Exercise: Copy out the records precisely, omitting pictures.

--- start of The input ---

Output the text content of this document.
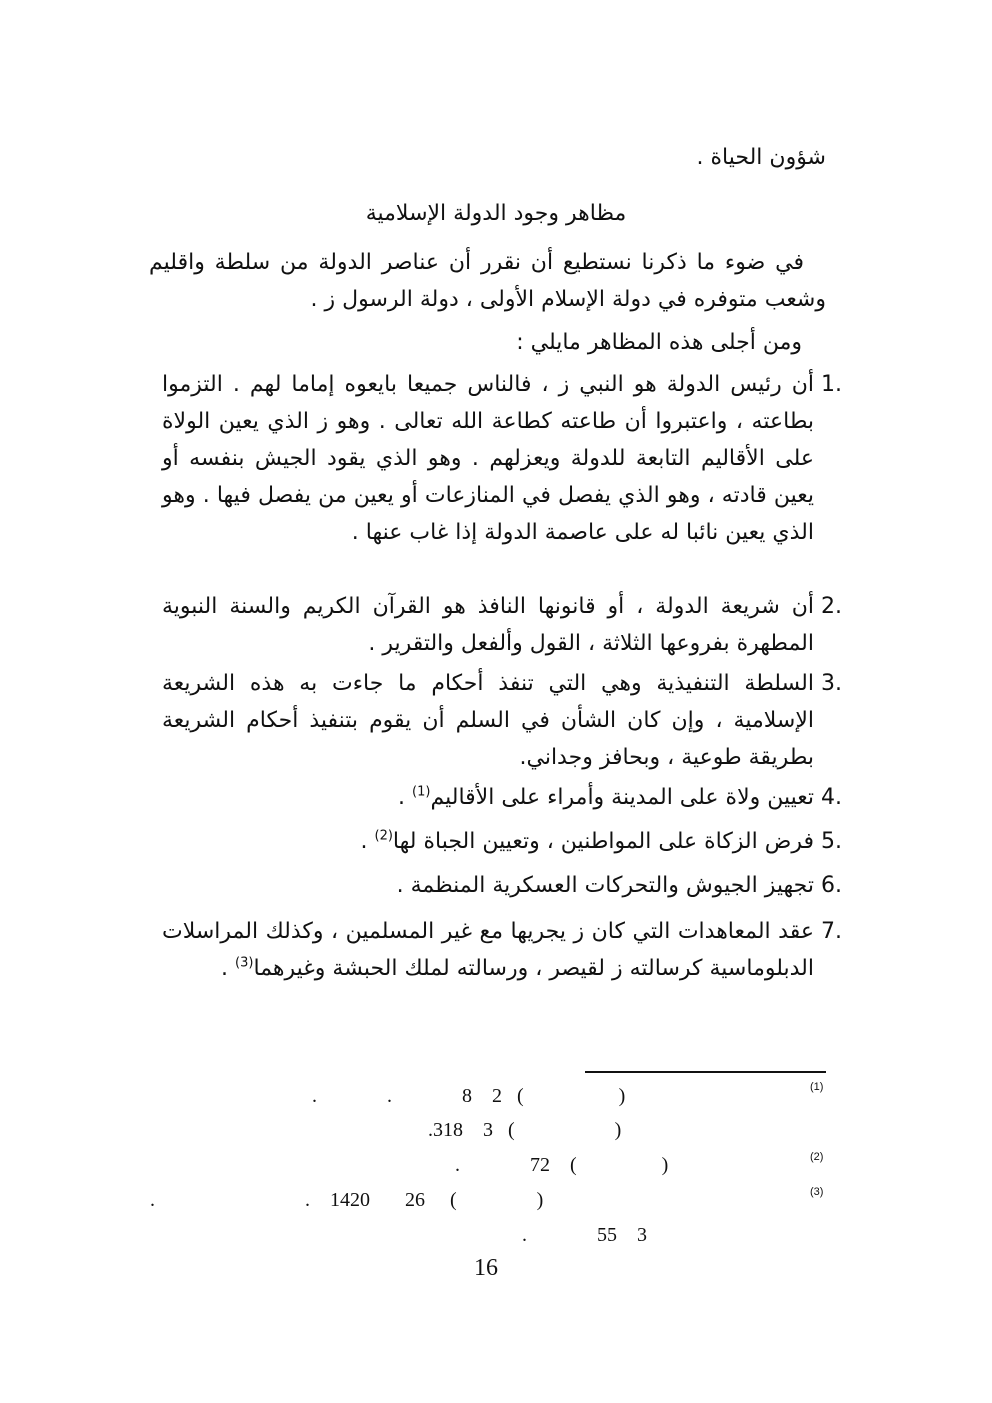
شؤون الحياة .

مظاهر وجود الدولة الإسلامية

في ضوء ما ذكرنا نستطيع أن نقرر أن عناصر الدولة من سلطة واقليم وشعب متوفره في دولة الإسلام الأولى ، دولة الرسول ز .

ومن أجلى هذه المظاهر مايلي :

1.

أن رئيس الدولة هو النبي ز ، فالناس جميعا بايعوه إماما لهم . التزموا بطاعته ، واعتبروا أن طاعته كطاعة الله تعالى . وهو ز الذي يعين الولاة على الأقاليم التابعة للدولة ويعزلهم . وهو الذي يقود الجيش بنفسه أو يعين قادته ، وهو الذي يفصل في المنازعات أو يعين من يفصل فيها . وهو الذي يعين نائبا له على عاصمة الدولة إذا غاب عنها .

2.

أن شريعة الدولة ، أو قانونها النافذ هو القرآن الكريم والسنة النبوية المطهرة بفروعها الثلاثة ، القول وألفعل والتقرير .

3.

السلطة التنفيذية وهي التي تنفذ أحكام ما جاءت به هذه الشريعة الإسلامية ، وإن كان الشأن في السلم أن يقوم بتنفيذ أحكام الشريعة بطريقة طوعية ، وبحافز وجداني.

4.

تعيين ولاة على المدينة وأمراء على الأقاليم$^{(1)}$ .

5.

فرض الزكاة على المواطنين ، وتعيين الجباة لها$^{(2)}$ .

6.

تجهيز الجيوش والتحركات العسكرية المنظمة .

7.

عقد المعاهدات التي كان ز يجريها مع غير المسلمين ، وكذلك المراسلات الدبلوماسية كرسالته ز لقيصر ، ورسالته لملك الحبشة وغيرهما$^{(3)}$ .

(1)
.              .              8    2   (                   )
.318    3   (                    )
(2)
.              72    (                 )
(3)
.                              .    1420       26     (                )
.              55    3
16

--- end of The input ---

The response:
Output the text content of this document.
شؤون الحياة .

مظاهر وجود الدولة الإسلامية

في ضوء ما ذكرنا نستطيع أن نقرر أن عناصر الدولة من سلطة واقليم وشعب متوفره في دولة الإسلام الأولى ، دولة الرسول ز .

ومن أجلى هذه المظاهر مايلي :

1.

أن رئيس الدولة هو النبي ز ، فالناس جميعا بايعوه إماما لهم . التزموا بطاعته ، واعتبروا أن طاعته كطاعة الله تعالى . وهو ز الذي يعين الولاة على الأقاليم التابعة للدولة ويعزلهم . وهو الذي يقود الجيش بنفسه أو يعين قادته ، وهو الذي يفصل في المنازعات أو يعين من يفصل فيها . وهو الذي يعين نائبا له على عاصمة الدولة إذا غاب عنها .

2.

أن شريعة الدولة ، أو قانونها النافذ هو القرآن الكريم والسنة النبوية المطهرة بفروعها الثلاثة ، القول وألفعل والتقرير .

3.

السلطة التنفيذية وهي التي تنفذ أحكام ما جاءت به هذه الشريعة الإسلامية ، وإن كان الشأن في السلم أن يقوم بتنفيذ أحكام الشريعة بطريقة طوعية ، وبحافز وجداني.

4.

تعيين ولاة على المدينة وأمراء على الأقاليم$^{(1)}$ .

5.

فرض الزكاة على المواطنين ، وتعيين الجباة لها$^{(2)}$ .

6.

تجهيز الجيوش والتحركات العسكرية المنظمة .

7.

عقد المعاهدات التي كان ز يجريها مع غير المسلمين ، وكذلك المراسلات الدبلوماسية كرسالته ز لقيصر ، ورسالته لملك الحبشة وغيرهما$^{(3)}$ .

(1)
.              .              8    2   (                   )
.318    3   (                    )
(2)
.              72    (                 )
(3)
.                              .    1420       26     (                )
.              55    3
16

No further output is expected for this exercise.